Aim of the task:
Give only the number of lines in the listing below where the string "keine" occurs.

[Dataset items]

-.-.-

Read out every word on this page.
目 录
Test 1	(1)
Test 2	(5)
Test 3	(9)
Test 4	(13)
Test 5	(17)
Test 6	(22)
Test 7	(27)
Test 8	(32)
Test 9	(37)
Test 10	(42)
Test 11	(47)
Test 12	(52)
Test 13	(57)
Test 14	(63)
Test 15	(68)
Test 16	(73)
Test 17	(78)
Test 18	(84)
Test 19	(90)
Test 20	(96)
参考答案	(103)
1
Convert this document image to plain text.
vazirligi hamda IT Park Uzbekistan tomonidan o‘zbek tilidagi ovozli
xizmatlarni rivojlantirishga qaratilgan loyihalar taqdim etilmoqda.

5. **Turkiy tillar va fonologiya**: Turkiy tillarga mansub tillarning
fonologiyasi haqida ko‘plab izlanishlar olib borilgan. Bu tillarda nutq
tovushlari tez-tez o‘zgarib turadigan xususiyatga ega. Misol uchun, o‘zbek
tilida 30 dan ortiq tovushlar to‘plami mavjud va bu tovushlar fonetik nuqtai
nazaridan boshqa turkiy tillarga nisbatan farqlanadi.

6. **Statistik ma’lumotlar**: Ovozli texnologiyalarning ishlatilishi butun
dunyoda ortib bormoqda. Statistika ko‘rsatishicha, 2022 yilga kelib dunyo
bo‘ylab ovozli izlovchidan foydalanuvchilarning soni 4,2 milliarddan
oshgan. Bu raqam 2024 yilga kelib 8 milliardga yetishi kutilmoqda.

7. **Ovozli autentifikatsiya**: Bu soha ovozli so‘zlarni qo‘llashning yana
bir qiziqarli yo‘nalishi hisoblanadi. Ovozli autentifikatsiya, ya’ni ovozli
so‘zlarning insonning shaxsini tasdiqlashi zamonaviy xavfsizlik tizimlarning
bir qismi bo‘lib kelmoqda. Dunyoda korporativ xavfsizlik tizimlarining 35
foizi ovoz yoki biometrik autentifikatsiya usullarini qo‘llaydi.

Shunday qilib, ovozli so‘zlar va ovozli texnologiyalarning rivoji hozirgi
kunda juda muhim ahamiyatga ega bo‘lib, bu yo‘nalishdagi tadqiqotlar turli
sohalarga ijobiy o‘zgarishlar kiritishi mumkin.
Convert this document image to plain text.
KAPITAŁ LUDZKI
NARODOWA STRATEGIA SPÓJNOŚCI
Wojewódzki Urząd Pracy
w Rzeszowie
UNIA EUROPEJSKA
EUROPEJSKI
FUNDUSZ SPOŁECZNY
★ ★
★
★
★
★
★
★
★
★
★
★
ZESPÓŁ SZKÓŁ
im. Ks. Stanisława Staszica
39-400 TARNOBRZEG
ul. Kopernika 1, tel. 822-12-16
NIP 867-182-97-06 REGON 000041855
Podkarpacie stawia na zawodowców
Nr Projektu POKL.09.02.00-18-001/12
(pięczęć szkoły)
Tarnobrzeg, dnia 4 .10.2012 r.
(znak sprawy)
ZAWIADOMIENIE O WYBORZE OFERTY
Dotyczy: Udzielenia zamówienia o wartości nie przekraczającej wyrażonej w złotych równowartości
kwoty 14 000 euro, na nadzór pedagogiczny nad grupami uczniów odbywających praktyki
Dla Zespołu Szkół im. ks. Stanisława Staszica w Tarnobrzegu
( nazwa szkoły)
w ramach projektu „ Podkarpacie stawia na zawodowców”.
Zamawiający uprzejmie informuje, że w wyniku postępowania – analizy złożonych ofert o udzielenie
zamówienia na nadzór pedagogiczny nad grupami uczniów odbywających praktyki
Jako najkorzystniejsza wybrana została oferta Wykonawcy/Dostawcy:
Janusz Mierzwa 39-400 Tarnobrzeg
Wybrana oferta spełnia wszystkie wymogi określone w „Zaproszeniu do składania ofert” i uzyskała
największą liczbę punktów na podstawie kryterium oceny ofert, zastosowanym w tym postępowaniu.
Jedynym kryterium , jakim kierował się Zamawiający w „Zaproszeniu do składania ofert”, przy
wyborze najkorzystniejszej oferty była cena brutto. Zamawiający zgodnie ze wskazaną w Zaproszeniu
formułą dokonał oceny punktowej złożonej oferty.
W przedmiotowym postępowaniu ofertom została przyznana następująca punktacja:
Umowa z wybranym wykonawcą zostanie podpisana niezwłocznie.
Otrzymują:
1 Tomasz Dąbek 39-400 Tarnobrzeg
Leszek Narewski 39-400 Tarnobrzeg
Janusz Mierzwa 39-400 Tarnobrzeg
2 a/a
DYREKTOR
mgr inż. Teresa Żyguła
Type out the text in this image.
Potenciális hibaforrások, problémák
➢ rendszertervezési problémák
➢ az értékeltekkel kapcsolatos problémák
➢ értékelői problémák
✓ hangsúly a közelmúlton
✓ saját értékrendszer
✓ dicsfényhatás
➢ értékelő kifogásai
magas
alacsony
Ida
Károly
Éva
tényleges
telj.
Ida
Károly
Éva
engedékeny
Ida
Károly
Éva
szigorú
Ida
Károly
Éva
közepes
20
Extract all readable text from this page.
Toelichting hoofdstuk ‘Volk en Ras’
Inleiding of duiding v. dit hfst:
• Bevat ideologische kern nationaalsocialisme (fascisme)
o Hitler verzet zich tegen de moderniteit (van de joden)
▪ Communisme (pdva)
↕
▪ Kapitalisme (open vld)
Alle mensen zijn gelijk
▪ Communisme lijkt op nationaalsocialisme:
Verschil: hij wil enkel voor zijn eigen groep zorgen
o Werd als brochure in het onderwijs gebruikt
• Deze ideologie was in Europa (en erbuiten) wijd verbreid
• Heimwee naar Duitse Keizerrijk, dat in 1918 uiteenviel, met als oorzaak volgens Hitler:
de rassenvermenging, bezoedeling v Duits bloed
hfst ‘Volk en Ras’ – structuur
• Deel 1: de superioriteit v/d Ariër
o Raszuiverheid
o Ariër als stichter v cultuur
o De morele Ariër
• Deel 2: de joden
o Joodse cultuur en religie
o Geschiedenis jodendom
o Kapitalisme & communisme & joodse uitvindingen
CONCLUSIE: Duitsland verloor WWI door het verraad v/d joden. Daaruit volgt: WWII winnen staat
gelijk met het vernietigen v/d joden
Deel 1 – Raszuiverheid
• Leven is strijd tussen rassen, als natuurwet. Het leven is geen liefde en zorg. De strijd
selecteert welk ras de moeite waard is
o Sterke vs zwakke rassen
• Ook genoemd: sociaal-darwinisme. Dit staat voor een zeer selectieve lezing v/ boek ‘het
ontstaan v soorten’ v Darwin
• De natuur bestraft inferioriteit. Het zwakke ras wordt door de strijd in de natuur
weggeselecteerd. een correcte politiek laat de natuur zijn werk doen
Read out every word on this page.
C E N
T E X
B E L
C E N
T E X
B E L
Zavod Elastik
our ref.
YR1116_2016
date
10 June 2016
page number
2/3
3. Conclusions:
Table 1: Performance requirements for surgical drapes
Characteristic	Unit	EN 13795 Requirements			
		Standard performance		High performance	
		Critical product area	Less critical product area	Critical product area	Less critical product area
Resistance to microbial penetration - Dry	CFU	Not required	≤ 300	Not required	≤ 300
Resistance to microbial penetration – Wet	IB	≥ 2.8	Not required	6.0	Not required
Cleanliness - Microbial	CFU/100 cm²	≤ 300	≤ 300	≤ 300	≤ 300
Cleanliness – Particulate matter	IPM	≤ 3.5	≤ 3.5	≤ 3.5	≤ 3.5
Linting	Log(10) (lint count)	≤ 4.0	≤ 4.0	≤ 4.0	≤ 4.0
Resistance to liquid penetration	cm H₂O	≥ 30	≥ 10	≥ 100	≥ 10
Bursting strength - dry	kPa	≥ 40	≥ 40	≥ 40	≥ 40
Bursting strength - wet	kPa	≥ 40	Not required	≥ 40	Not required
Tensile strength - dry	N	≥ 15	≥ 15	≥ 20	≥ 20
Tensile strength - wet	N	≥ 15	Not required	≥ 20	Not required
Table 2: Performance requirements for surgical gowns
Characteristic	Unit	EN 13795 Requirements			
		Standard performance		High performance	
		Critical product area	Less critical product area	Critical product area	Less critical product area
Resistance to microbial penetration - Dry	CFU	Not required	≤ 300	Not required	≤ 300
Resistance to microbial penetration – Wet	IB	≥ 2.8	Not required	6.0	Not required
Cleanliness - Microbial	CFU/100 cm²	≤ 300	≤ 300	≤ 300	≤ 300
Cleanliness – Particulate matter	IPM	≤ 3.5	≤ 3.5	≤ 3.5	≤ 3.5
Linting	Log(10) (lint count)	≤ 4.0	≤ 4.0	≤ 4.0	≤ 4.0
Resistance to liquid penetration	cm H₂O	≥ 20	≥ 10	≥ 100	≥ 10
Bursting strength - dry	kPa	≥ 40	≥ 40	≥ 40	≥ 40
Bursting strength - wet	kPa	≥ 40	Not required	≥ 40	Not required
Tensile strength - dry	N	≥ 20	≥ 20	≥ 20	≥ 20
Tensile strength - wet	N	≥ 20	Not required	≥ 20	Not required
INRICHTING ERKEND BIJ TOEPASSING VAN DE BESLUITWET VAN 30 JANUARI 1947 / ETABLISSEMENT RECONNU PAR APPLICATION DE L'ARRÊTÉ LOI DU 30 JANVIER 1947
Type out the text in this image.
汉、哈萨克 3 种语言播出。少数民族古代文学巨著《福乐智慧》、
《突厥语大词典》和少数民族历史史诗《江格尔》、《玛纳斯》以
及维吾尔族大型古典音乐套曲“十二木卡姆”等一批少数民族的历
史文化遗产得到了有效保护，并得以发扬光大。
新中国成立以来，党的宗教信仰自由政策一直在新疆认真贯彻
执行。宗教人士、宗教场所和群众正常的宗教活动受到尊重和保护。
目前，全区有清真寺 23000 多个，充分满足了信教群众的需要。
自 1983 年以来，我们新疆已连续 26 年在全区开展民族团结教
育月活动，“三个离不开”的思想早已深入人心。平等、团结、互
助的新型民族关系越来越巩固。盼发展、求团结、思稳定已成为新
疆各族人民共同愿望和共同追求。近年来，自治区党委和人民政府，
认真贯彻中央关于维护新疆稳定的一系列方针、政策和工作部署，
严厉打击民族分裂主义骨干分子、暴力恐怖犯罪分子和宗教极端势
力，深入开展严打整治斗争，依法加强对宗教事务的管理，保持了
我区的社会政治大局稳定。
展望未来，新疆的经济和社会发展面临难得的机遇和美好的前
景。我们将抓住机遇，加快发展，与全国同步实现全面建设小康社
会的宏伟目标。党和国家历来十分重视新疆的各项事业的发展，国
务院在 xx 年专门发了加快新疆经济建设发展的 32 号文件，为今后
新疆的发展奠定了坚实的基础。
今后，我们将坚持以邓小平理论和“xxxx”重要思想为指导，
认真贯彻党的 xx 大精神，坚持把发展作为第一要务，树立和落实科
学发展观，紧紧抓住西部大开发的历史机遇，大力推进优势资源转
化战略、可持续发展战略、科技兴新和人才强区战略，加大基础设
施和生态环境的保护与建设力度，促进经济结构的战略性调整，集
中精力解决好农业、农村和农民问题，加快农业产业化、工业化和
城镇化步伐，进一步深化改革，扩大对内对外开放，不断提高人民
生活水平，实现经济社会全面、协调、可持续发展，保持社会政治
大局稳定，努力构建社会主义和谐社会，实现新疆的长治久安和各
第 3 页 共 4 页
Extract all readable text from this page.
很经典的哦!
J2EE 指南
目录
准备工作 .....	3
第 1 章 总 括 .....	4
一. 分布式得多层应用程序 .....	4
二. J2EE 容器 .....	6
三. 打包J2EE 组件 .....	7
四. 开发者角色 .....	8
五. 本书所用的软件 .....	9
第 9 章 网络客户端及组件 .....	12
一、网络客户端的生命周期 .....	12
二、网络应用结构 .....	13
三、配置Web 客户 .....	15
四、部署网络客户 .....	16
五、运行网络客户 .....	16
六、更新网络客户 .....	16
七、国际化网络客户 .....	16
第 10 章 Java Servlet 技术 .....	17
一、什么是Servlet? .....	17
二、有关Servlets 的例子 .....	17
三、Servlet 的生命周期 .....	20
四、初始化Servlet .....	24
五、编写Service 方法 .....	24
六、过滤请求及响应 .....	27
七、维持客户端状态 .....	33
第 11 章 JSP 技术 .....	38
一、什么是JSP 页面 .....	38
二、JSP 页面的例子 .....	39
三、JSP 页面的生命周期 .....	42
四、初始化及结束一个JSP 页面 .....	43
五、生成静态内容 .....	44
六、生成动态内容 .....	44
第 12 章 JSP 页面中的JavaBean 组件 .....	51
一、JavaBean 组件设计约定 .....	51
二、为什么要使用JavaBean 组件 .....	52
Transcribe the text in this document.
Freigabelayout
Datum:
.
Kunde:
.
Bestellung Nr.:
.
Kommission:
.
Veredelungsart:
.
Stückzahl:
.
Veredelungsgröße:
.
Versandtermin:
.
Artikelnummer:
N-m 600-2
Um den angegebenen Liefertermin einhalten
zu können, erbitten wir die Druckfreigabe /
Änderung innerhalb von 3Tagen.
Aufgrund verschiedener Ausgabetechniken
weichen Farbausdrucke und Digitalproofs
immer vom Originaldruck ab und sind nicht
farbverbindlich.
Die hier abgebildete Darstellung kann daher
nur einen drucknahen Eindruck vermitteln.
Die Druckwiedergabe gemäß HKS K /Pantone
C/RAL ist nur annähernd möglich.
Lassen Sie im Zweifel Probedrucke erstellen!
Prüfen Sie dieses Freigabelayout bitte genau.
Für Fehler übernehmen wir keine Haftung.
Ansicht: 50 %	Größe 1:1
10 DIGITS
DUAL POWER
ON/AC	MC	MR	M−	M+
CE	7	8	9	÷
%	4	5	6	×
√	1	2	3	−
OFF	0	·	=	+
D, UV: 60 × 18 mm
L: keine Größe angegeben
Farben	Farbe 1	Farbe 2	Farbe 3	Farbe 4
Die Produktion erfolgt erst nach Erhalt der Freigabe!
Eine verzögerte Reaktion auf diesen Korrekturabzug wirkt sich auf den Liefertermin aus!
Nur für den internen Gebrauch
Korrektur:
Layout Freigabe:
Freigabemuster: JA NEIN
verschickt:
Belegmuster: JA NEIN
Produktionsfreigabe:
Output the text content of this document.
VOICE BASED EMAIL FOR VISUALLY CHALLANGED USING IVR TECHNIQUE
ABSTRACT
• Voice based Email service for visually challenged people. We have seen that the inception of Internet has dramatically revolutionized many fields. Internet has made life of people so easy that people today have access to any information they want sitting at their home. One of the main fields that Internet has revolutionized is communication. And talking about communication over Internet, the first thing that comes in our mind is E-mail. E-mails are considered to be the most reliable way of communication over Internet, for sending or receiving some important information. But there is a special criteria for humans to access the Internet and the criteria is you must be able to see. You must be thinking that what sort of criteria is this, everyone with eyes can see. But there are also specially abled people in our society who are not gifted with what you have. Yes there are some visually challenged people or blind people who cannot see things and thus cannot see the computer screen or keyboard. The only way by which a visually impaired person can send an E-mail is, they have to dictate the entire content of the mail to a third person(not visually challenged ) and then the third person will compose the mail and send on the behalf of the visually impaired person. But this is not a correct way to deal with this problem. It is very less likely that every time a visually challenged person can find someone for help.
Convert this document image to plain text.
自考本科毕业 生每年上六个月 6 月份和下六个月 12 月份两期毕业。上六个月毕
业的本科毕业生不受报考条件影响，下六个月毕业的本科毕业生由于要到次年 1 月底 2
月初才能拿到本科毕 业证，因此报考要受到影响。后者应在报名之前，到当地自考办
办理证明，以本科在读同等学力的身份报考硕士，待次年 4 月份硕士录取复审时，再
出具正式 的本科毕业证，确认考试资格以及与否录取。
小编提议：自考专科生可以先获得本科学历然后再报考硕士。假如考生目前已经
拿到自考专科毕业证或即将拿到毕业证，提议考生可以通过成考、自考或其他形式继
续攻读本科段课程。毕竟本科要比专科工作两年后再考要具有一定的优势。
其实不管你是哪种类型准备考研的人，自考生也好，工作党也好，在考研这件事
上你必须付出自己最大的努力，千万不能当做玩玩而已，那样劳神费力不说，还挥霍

-.-.-

Correct answer:
2